> Records provided:

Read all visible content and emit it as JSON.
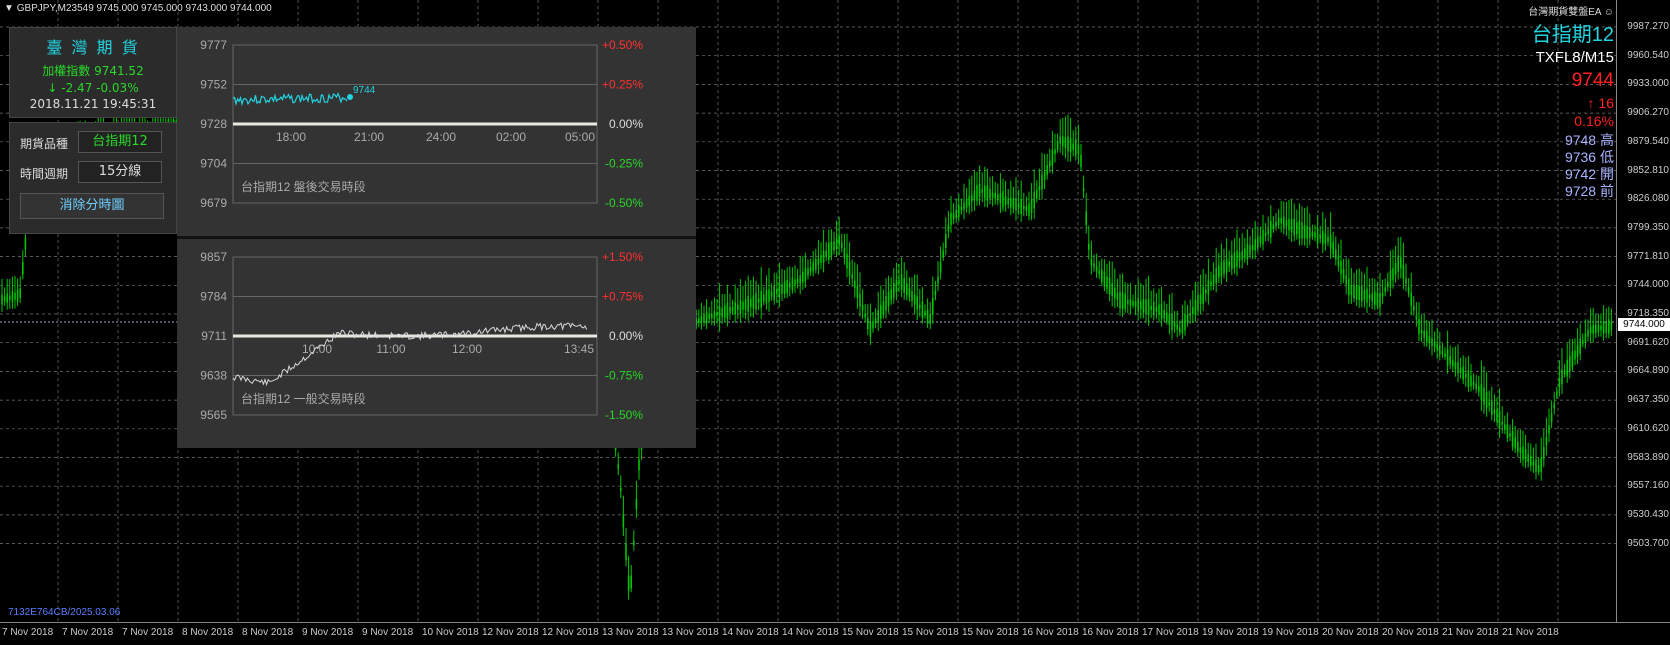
{
  "header": {
    "symbol_line": "GBPJPY,M23549  9745.000 9745.000 9743.000 9744.000",
    "ea_name": "台灣期貨雙盤EA"
  },
  "info": {
    "product": "台指期12",
    "symbol": "TXFL8/M15",
    "price": "9744",
    "change": "↑ 16",
    "change_pct": "0.16%",
    "high": "9748 高",
    "low": "9736 低",
    "open": "9742 開",
    "prev": "9728 前"
  },
  "left_panel": {
    "title": "臺 灣 期 貨",
    "index_label": "加權指數  9741.52",
    "index_change": "↓  -2.47  -0.03%",
    "timestamp": "2018.11.21 19:45:31",
    "product_label": "期貨品種",
    "product_value": "台指期12",
    "period_label": "時間週期",
    "period_value": "15分線",
    "clear_button": "消除分時圖"
  },
  "mini_after": {
    "caption": "台指期12  盤後交易時段",
    "y_labels": [
      "9777",
      "9752",
      "9728",
      "9704",
      "9679"
    ],
    "pct_labels": [
      "+0.50%",
      "+0.25%",
      "0.00%",
      "-0.25%",
      "-0.50%"
    ],
    "x_labels": [
      "18:00",
      "21:00",
      "24:00",
      "02:00",
      "05:00"
    ],
    "last_label": "9744"
  },
  "mini_day": {
    "caption": "台指期12  一般交易時段",
    "y_labels": [
      "9857",
      "9784",
      "9711",
      "9638",
      "9565"
    ],
    "pct_labels": [
      "+1.50%",
      "+0.75%",
      "0.00%",
      "-0.75%",
      "-1.50%"
    ],
    "x_labels": [
      "10:00",
      "11:00",
      "12:00",
      "13:45"
    ]
  },
  "price_axis": [
    "9987.270",
    "9960.540",
    "9933.000",
    "9906.270",
    "9879.540",
    "9852.810",
    "9826.080",
    "9799.350",
    "9771.810",
    "9744.000",
    "9718.350",
    "9691.620",
    "9664.890",
    "9637.350",
    "9610.620",
    "9583.890",
    "9557.160",
    "9530.430",
    "9503.700"
  ],
  "current_price_tag": "9744.000",
  "date_axis": [
    "7 Nov 2018",
    "7 Nov 2018",
    "7 Nov 2018",
    "8 Nov 2018",
    "8 Nov 2018",
    "9 Nov 2018",
    "9 Nov 2018",
    "10 Nov 2018",
    "12 Nov 2018",
    "12 Nov 2018",
    "13 Nov 2018",
    "13 Nov 2018",
    "14 Nov 2018",
    "14 Nov 2018",
    "15 Nov 2018",
    "15 Nov 2018",
    "15 Nov 2018",
    "16 Nov 2018",
    "16 Nov 2018",
    "17 Nov 2018",
    "19 Nov 2018",
    "19 Nov 2018",
    "20 Nov 2018",
    "20 Nov 2018",
    "21 Nov 2018",
    "21 Nov 2018"
  ],
  "watermark": "7132E764CB/2025.03.06",
  "colors": {
    "candle": "#00c800",
    "cyan": "#22d3e0",
    "red": "#ff2020",
    "green_text": "#28d728",
    "info_blue": "#aab4ff"
  }
}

> Exercise:
Scan the material above for the string "caption" and report each line where you find it.

> Answer for the task:
    "caption": "台指期12  盤後交易時段",
    "caption": "台指期12  一般交易時段",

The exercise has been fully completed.